• [Directions]: Transcribe the entries below exactly; leave every image out.

• [Given data]:
- - -
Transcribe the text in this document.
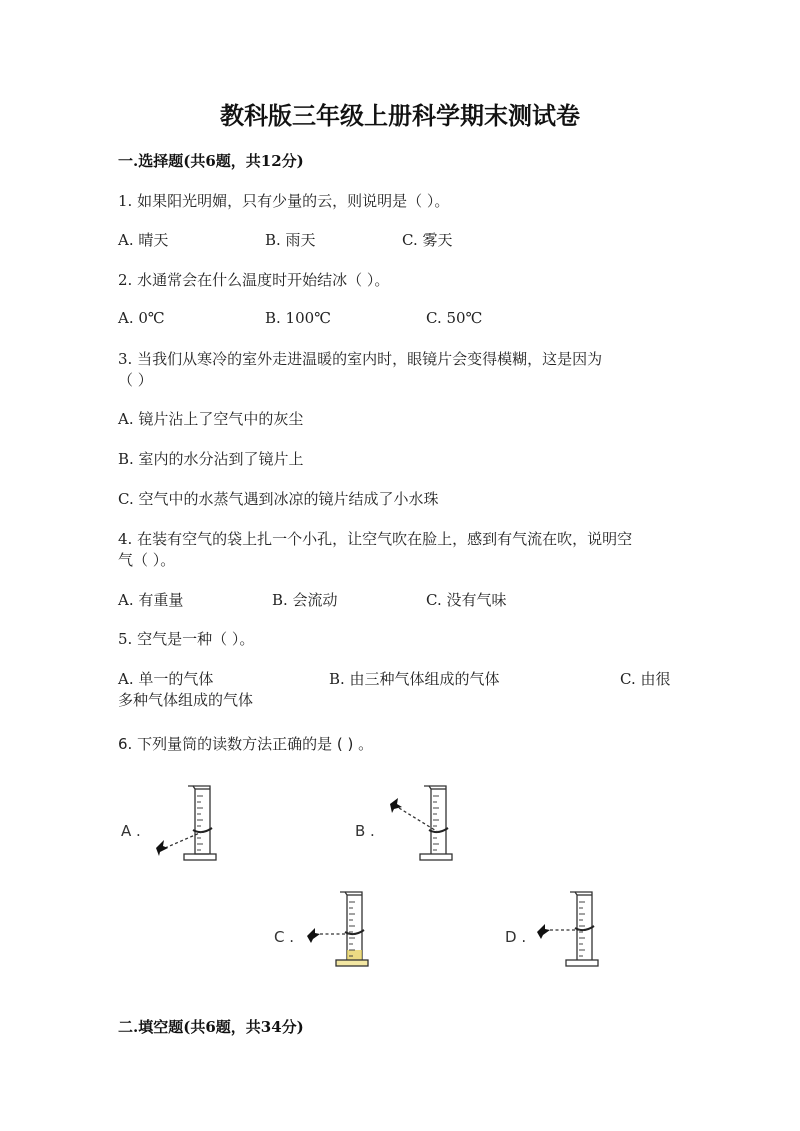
教科版三年级上册科学期末测试卷
一.选择题(共6题，共12分)
1. 如果阳光明媚，只有少量的云，则说明是（ ）。
A. 晴天	B. 雨天	C. 雾天
2. 水通常会在什么温度时开始结冰（ ）。
A. 0℃	B. 100℃	C. 50℃
3. 当我们从寒冷的室外走进温暖的室内时，眼镜片会变得模糊，这是因为
（ ）
A. 镜片沾上了空气中的灰尘
B. 室内的水分沾到了镜片上
C. 空气中的水蒸气遇到冰凉的镜片结成了小水珠
4. 在装有空气的袋上扎一个小孔，让空气吹在脸上，感到有气流在吹，说明空
气（ ）。
A. 有重量	B. 会流动	C. 没有气味
5. 空气是一种（ ）。
A. 单一的气体	B. 由三种气体组成的气体	C. 由很
多种气体组成的气体
6. 下列量筒的读数方法正确的是 ( ) 。
A .	B .
C .	D .
二.填空题(共6题，共34分)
- - -
• [Answer below]:
Transcribe the text in this document.
教科版三年级上册科学期末测试卷
一.选择题(共6题，共12分)
1. 如果阳光明媚，只有少量的云，则说明是（ ）。
A. 晴天	B. 雨天	C. 雾天
2. 水通常会在什么温度时开始结冰（ ）。
A. 0℃	B. 100℃	C. 50℃
3. 当我们从寒冷的室外走进温暖的室内时，眼镜片会变得模糊，这是因为
（ ）
A. 镜片沾上了空气中的灰尘
B. 室内的水分沾到了镜片上
C. 空气中的水蒸气遇到冰凉的镜片结成了小水珠
4. 在装有空气的袋上扎一个小孔，让空气吹在脸上，感到有气流在吹，说明空
气（ ）。
A. 有重量	B. 会流动	C. 没有气味
5. 空气是一种（ ）。
A. 单一的气体	B. 由三种气体组成的气体	C. 由很
多种气体组成的气体
6. 下列量筒的读数方法正确的是 ( ) 。
A .	B .
C .	D .
二.填空题(共6题，共34分)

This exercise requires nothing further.